Challenge: Looking through the listing, how many of its lines hold the word "联系方式"? Answer with only the number.
━━ Given records
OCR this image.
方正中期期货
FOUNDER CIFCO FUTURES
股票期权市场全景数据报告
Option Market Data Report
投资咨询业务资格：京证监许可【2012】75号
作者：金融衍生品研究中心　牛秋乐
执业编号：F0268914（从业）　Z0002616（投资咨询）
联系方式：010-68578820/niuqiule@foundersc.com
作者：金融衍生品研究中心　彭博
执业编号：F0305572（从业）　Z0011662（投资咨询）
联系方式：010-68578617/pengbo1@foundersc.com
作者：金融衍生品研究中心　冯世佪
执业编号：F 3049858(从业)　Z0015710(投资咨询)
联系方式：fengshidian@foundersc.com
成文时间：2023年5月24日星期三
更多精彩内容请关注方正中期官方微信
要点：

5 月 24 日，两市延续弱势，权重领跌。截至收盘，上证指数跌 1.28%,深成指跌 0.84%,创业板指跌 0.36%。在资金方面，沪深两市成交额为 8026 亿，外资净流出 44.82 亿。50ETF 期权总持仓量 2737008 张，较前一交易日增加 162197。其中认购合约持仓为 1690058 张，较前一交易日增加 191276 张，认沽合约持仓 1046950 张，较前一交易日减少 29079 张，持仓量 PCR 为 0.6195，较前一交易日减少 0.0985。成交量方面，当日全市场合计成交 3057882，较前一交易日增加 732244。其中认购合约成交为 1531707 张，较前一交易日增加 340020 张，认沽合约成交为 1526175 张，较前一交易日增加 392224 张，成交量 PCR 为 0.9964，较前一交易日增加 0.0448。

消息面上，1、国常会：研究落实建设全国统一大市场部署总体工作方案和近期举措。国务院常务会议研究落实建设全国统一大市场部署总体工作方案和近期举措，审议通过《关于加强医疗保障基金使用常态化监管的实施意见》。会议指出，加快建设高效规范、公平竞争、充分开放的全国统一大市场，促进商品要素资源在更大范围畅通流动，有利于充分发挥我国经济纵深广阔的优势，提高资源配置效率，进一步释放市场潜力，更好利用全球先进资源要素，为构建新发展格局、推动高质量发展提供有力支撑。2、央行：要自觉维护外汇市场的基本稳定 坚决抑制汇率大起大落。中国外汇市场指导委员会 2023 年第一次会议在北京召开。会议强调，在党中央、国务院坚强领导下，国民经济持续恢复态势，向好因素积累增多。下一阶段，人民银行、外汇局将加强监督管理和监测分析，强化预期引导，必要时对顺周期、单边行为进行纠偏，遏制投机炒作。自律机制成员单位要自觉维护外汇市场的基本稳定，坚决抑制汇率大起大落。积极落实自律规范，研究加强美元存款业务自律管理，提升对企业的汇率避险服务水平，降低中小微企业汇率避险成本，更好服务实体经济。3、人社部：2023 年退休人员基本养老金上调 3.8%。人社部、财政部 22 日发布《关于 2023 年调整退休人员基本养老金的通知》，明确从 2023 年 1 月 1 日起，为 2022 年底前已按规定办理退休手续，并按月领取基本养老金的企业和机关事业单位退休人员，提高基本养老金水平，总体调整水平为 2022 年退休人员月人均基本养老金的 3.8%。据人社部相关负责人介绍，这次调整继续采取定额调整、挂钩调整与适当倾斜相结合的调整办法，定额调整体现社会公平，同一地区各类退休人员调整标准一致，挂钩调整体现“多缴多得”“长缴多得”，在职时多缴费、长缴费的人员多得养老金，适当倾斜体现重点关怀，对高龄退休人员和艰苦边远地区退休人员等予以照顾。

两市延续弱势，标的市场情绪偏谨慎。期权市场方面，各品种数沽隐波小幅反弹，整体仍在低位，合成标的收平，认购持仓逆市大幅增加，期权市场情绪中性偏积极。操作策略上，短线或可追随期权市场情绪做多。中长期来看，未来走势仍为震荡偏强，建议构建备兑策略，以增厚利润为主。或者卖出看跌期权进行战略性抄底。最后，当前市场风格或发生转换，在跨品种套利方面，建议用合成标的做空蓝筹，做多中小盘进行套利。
━━━━
━━ Given records
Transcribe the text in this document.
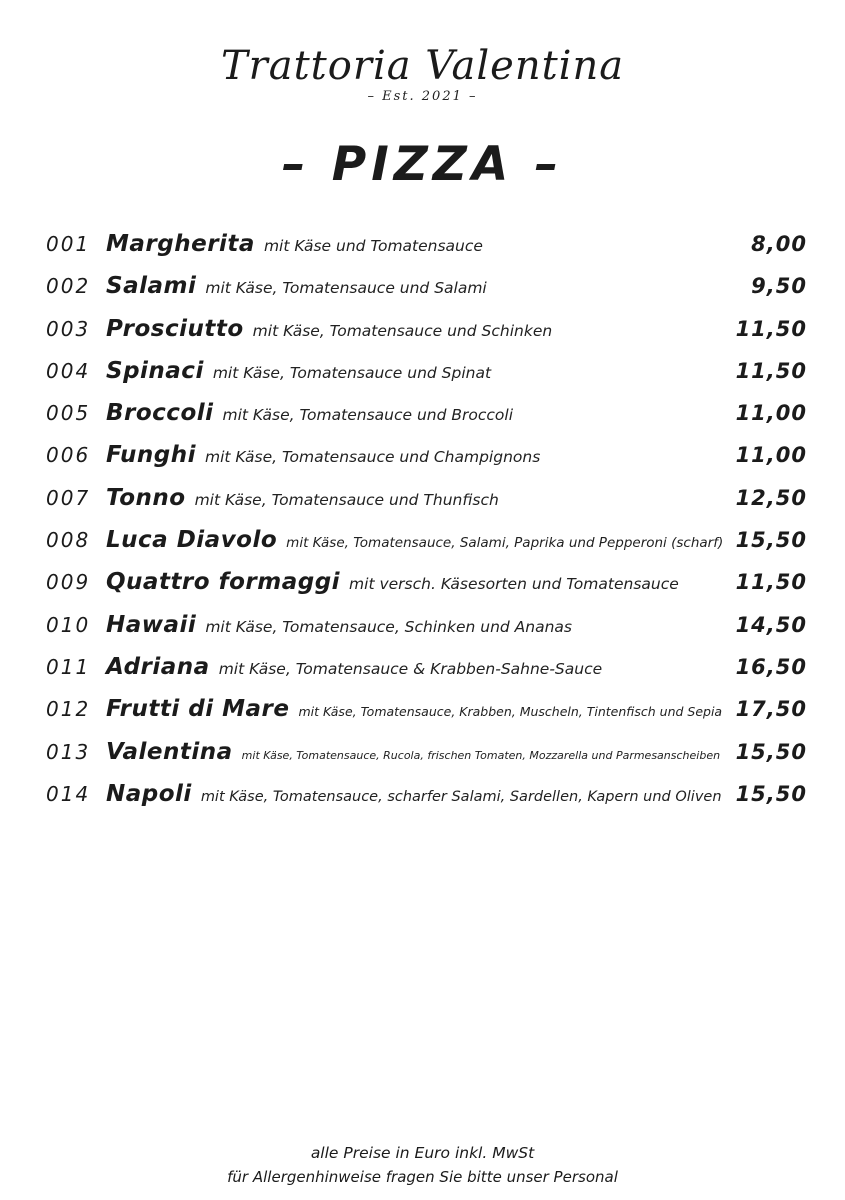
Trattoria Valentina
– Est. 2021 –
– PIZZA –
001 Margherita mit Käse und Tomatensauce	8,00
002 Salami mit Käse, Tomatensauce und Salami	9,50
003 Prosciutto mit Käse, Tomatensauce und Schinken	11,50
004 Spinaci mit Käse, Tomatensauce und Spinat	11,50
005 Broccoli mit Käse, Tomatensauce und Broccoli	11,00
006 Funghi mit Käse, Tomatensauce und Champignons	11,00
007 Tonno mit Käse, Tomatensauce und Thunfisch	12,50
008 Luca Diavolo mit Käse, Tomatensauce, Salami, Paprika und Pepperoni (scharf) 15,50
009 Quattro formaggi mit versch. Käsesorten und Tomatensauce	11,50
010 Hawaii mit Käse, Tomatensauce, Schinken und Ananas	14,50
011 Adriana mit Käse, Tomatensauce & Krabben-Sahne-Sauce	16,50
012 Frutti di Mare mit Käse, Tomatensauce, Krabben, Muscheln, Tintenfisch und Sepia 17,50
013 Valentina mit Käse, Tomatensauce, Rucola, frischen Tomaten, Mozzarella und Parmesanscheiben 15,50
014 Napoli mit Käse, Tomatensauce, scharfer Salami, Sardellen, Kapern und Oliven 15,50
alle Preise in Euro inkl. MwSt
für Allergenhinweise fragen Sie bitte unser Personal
━━━━
━━ Given records
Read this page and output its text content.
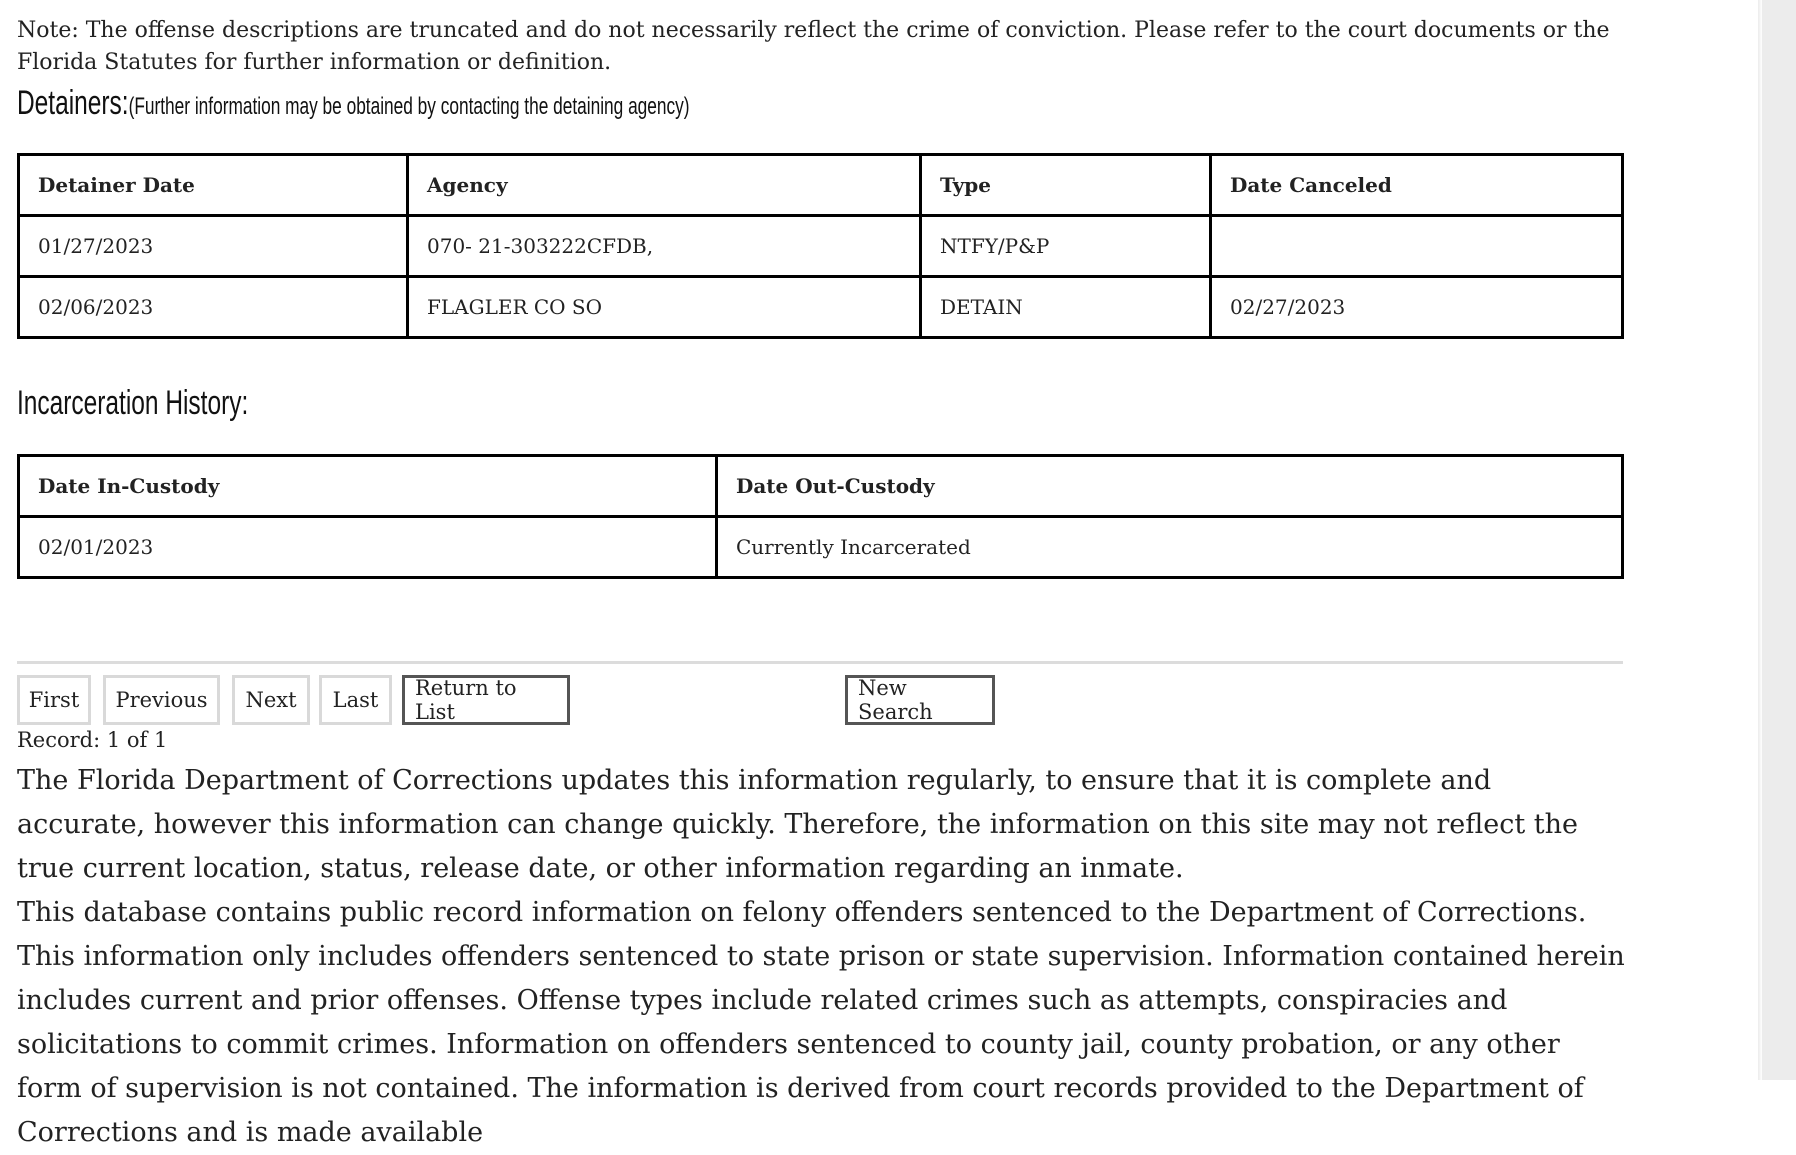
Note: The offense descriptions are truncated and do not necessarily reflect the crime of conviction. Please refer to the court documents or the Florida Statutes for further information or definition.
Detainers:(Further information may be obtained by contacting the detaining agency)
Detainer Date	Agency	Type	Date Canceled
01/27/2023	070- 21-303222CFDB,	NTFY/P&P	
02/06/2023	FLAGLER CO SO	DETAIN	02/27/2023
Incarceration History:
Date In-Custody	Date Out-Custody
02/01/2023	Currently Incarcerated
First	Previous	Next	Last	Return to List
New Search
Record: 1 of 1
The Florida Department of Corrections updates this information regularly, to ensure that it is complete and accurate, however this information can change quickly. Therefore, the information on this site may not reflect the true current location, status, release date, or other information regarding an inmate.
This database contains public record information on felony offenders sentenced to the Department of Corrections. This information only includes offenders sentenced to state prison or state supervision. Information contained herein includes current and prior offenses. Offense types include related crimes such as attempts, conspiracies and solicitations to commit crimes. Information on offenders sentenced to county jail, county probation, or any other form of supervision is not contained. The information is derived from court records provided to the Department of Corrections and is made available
━━━━
Solution to this task: 3